**** RECORDS FOR THE TASK ****

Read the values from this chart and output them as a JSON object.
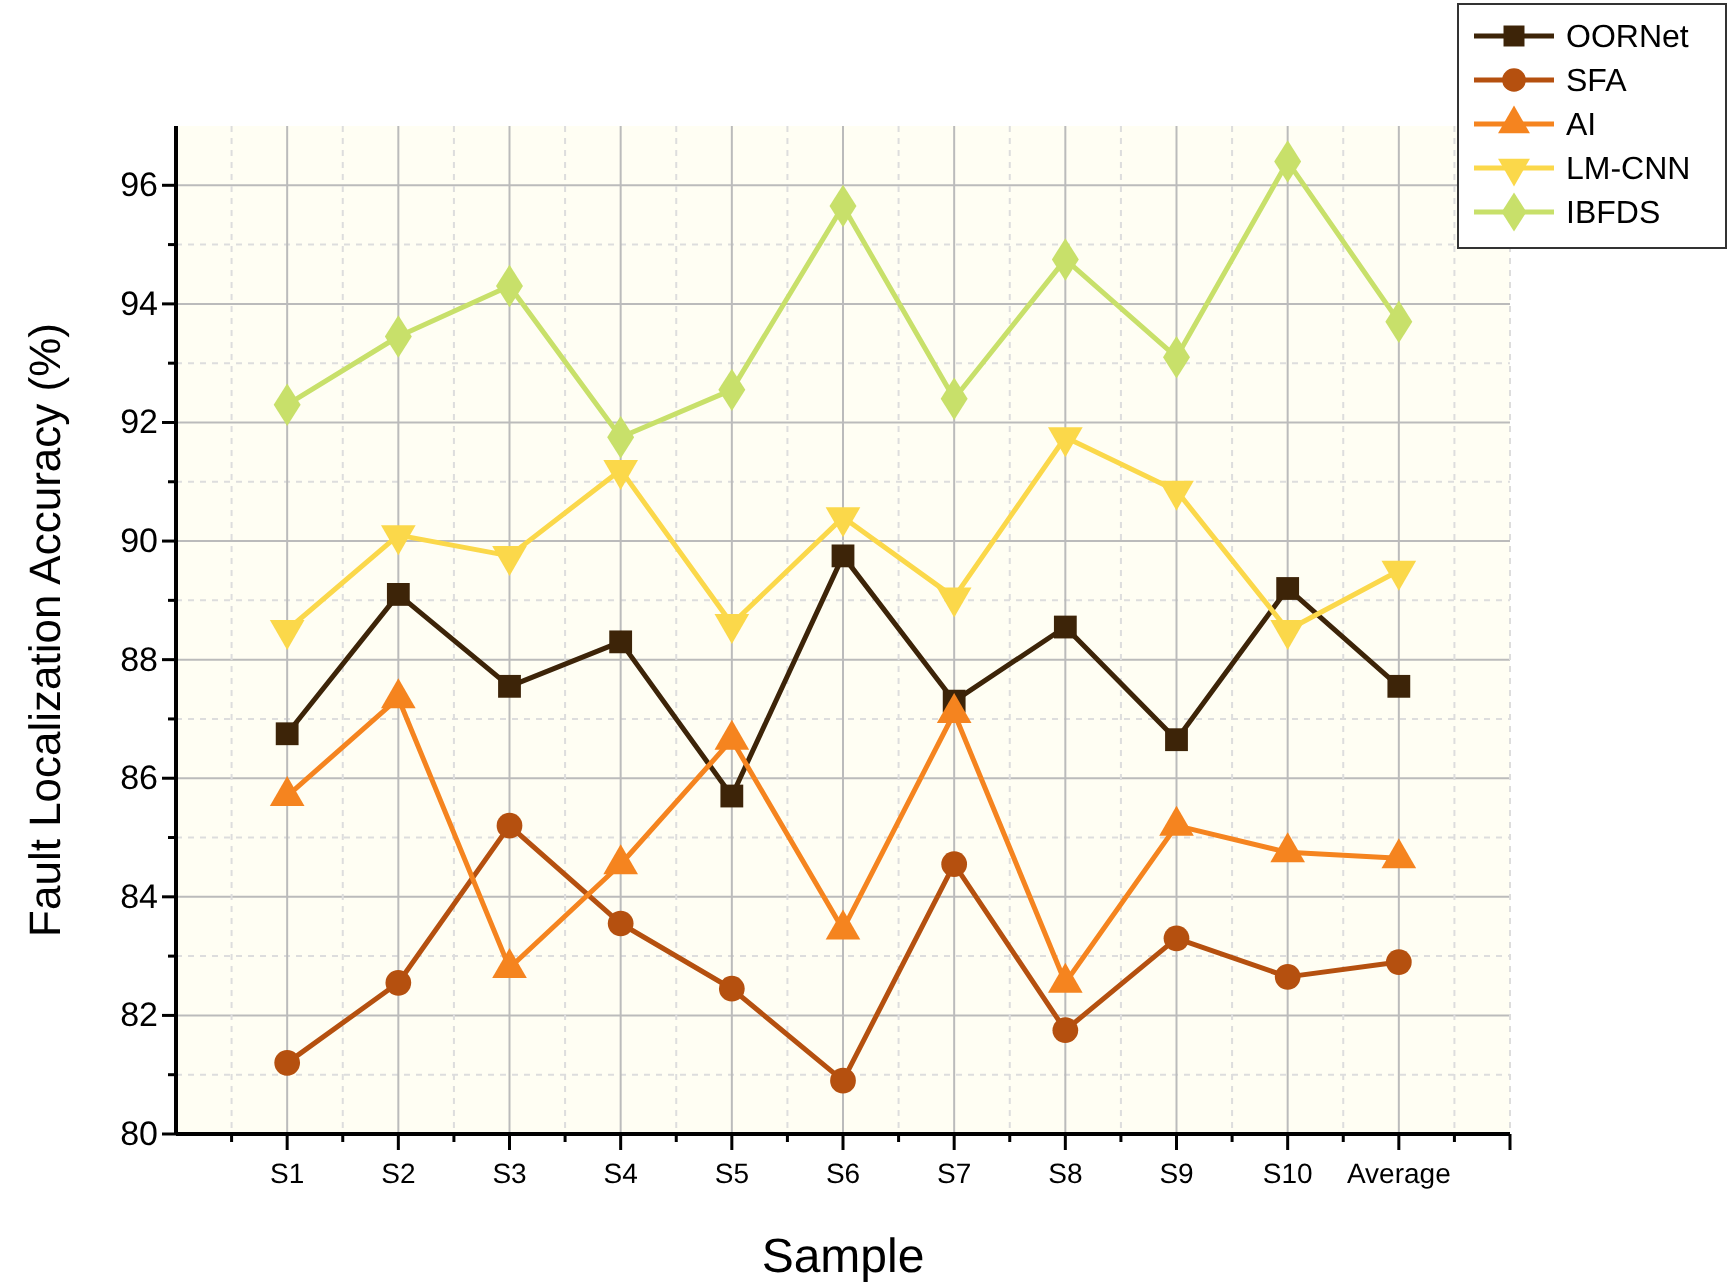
{
  "chart_data": {
    "type": "line",
    "xlabel": "Sample",
    "ylabel": "Fault Localization Accuracy (%)",
    "categories": [
      "S1",
      "S2",
      "S3",
      "S4",
      "S5",
      "S6",
      "S7",
      "S8",
      "S9",
      "S10",
      "Average"
    ],
    "series": [
      {
        "name": "OORNet",
        "color": "#3d2408",
        "marker": "square",
        "values": [
          86.75,
          89.1,
          87.55,
          88.3,
          85.7,
          89.75,
          87.3,
          88.55,
          86.65,
          89.2,
          87.55
        ]
      },
      {
        "name": "SFA",
        "color": "#b5500f",
        "marker": "circle",
        "values": [
          81.2,
          82.55,
          85.2,
          83.55,
          82.45,
          80.9,
          84.55,
          81.75,
          83.3,
          82.65,
          82.9
        ]
      },
      {
        "name": "AI",
        "color": "#f5841f",
        "marker": "triangle",
        "values": [
          85.7,
          87.35,
          82.8,
          84.55,
          86.65,
          83.45,
          87.1,
          82.55,
          85.2,
          84.75,
          84.65
        ]
      },
      {
        "name": "LM-CNN",
        "color": "#fbd84a",
        "marker": "triangle-down",
        "values": [
          88.5,
          90.1,
          89.75,
          91.2,
          88.6,
          90.4,
          89.05,
          91.75,
          90.85,
          88.5,
          89.5
        ]
      },
      {
        "name": "IBFDS",
        "color": "#c8e06a",
        "marker": "diamond",
        "values": [
          92.3,
          93.45,
          94.3,
          91.75,
          92.55,
          95.65,
          92.4,
          94.75,
          93.1,
          96.4,
          93.7
        ]
      }
    ],
    "ylim": [
      80,
      97
    ],
    "yticks": [
      80,
      {
        "value": 81,
        "label": null
      },
      82,
      {
        "value": 83,
        "label": null
      },
      84,
      {
        "value": 85,
        "label": null
      },
      86,
      {
        "value": 87,
        "label": null
      },
      88,
      {
        "value": 89,
        "label": null
      },
      90,
      {
        "value": 91,
        "label": null
      },
      92,
      {
        "value": 93,
        "label": null
      },
      94,
      {
        "value": 95,
        "label": null
      },
      96
    ],
    "grid": true,
    "legend": "top right",
    "line_style": "solid"
  }
}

****

Without including any pictures, print all of the material exactly as given.

* FINISHED ANSWER *
Read the values from this chart and output them as a JSON object.
{
  "chart_data": {
    "type": "line",
    "xlabel": "Sample",
    "ylabel": "Fault Localization Accuracy (%)",
    "categories": [
      "S1",
      "S2",
      "S3",
      "S4",
      "S5",
      "S6",
      "S7",
      "S8",
      "S9",
      "S10",
      "Average"
    ],
    "series": [
      {
        "name": "OORNet",
        "color": "#3d2408",
        "marker": "square",
        "values": [
          86.75,
          89.1,
          87.55,
          88.3,
          85.7,
          89.75,
          87.3,
          88.55,
          86.65,
          89.2,
          87.55
        ]
      },
      {
        "name": "SFA",
        "color": "#b5500f",
        "marker": "circle",
        "values": [
          81.2,
          82.55,
          85.2,
          83.55,
          82.45,
          80.9,
          84.55,
          81.75,
          83.3,
          82.65,
          82.9
        ]
      },
      {
        "name": "AI",
        "color": "#f5841f",
        "marker": "triangle",
        "values": [
          85.7,
          87.35,
          82.8,
          84.55,
          86.65,
          83.45,
          87.1,
          82.55,
          85.2,
          84.75,
          84.65
        ]
      },
      {
        "name": "LM-CNN",
        "color": "#fbd84a",
        "marker": "triangle-down",
        "values": [
          88.5,
          90.1,
          89.75,
          91.2,
          88.6,
          90.4,
          89.05,
          91.75,
          90.85,
          88.5,
          89.5
        ]
      },
      {
        "name": "IBFDS",
        "color": "#c8e06a",
        "marker": "diamond",
        "values": [
          92.3,
          93.45,
          94.3,
          91.75,
          92.55,
          95.65,
          92.4,
          94.75,
          93.1,
          96.4,
          93.7
        ]
      }
    ],
    "ylim": [
      80,
      97
    ],
    "yticks": [
      80,
      {
        "value": 81,
        "label": null
      },
      82,
      {
        "value": 83,
        "label": null
      },
      84,
      {
        "value": 85,
        "label": null
      },
      86,
      {
        "value": 87,
        "label": null
      },
      88,
      {
        "value": 89,
        "label": null
      },
      90,
      {
        "value": 91,
        "label": null
      },
      92,
      {
        "value": 93,
        "label": null
      },
      94,
      {
        "value": 95,
        "label": null
      },
      96
    ],
    "grid": true,
    "legend": "top right",
    "line_style": "solid"
  }
}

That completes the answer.